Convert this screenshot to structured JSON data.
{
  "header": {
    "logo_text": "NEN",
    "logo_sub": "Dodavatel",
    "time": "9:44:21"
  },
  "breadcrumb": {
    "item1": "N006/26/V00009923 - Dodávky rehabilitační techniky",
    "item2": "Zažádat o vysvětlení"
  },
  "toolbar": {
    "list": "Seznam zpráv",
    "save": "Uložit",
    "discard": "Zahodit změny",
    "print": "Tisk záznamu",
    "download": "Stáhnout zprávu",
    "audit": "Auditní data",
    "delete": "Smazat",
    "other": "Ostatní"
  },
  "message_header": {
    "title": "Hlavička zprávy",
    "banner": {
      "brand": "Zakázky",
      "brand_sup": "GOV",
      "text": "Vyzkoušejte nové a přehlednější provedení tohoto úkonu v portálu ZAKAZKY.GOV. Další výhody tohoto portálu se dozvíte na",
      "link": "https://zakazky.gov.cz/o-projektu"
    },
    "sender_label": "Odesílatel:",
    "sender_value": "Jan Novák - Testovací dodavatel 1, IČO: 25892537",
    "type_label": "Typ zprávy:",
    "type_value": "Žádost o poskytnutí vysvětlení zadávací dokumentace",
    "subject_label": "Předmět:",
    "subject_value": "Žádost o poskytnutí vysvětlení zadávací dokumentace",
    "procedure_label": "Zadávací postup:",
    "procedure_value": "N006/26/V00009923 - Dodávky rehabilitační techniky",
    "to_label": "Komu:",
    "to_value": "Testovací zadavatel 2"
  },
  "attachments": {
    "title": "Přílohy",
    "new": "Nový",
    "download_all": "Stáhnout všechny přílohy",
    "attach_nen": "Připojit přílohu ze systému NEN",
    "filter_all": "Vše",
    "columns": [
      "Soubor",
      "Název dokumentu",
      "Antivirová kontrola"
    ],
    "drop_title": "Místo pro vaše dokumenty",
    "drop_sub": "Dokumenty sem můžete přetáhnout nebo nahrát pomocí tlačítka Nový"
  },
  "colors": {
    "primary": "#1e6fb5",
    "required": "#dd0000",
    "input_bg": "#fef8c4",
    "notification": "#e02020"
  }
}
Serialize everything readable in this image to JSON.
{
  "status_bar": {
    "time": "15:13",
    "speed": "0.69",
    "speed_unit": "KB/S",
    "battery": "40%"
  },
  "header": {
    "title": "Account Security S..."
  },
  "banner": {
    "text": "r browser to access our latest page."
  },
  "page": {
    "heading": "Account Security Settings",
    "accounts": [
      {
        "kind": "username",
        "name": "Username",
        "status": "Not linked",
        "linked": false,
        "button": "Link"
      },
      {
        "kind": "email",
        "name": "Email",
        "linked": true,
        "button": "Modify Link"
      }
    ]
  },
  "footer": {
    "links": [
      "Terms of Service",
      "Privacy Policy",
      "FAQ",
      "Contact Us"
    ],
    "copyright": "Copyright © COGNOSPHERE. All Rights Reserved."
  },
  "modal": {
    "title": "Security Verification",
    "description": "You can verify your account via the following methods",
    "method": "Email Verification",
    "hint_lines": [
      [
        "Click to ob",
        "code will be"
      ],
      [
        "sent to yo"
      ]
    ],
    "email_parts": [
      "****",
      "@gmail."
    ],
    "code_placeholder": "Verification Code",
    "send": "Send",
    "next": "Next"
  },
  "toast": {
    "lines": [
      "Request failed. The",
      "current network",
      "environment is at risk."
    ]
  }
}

_____

Written problem — Look through the material above. Copy each line where the word "data" appears.

Output of the exercise —
Convert this screenshot to structured JSON data.
    "audit": "Auditní data",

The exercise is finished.